#### [Problem requirements]
Transcribe the listing that follows in full, omitting pictures.

★ ★ ★ ★

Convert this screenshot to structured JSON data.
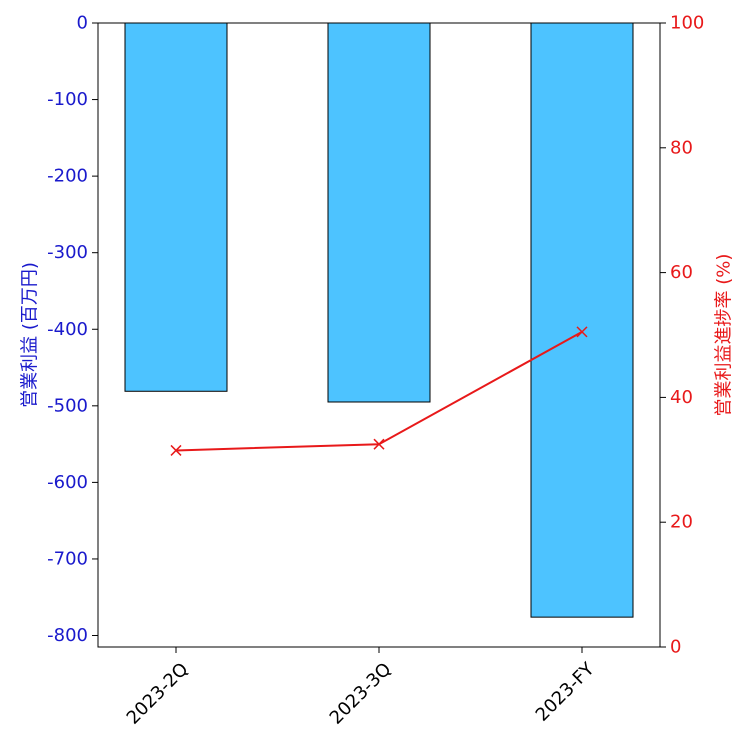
{
  "chart_data": {
    "type": "bar",
    "categories": [
      "2023-2Q",
      "2023-3Q",
      "2023-FY"
    ],
    "series": [
      {
        "name": "営業利益 (百万円)",
        "kind": "bar",
        "axis": "left",
        "values": [
          -481,
          -495,
          -776
        ],
        "color": "#4dc3ff"
      },
      {
        "name": "営業利益進捗率 (%)",
        "kind": "line",
        "axis": "right",
        "marker": "x",
        "values": [
          31.5,
          32.5,
          50.5
        ],
        "color": "#e8191a"
      }
    ],
    "ylabel": "営業利益 (百万円)",
    "ylabel_right": "営業利益進捗率 (%)",
    "ylim": [
      -815,
      0
    ],
    "ylim_right": [
      0,
      100
    ],
    "yticks": [
      0,
      -100,
      -200,
      -300,
      -400,
      -500,
      -600,
      -700,
      -800
    ],
    "yticks_right": [
      0,
      20,
      40,
      60,
      80,
      100
    ],
    "left_axis_color": "#1a1acc",
    "right_axis_color": "#e8191a",
    "grid": false,
    "legend": "none"
  }
}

★ ★ ★ ★

#### [Task answer]
Convert this screenshot to structured JSON data.
{
  "chart_data": {
    "type": "bar",
    "categories": [
      "2023-2Q",
      "2023-3Q",
      "2023-FY"
    ],
    "series": [
      {
        "name": "営業利益 (百万円)",
        "kind": "bar",
        "axis": "left",
        "values": [
          -481,
          -495,
          -776
        ],
        "color": "#4dc3ff"
      },
      {
        "name": "営業利益進捗率 (%)",
        "kind": "line",
        "axis": "right",
        "marker": "x",
        "values": [
          31.5,
          32.5,
          50.5
        ],
        "color": "#e8191a"
      }
    ],
    "ylabel": "営業利益 (百万円)",
    "ylabel_right": "営業利益進捗率 (%)",
    "ylim": [
      -815,
      0
    ],
    "ylim_right": [
      0,
      100
    ],
    "yticks": [
      0,
      -100,
      -200,
      -300,
      -400,
      -500,
      -600,
      -700,
      -800
    ],
    "yticks_right": [
      0,
      20,
      40,
      60,
      80,
      100
    ],
    "left_axis_color": "#1a1acc",
    "right_axis_color": "#e8191a",
    "grid": false,
    "legend": "none"
  }
}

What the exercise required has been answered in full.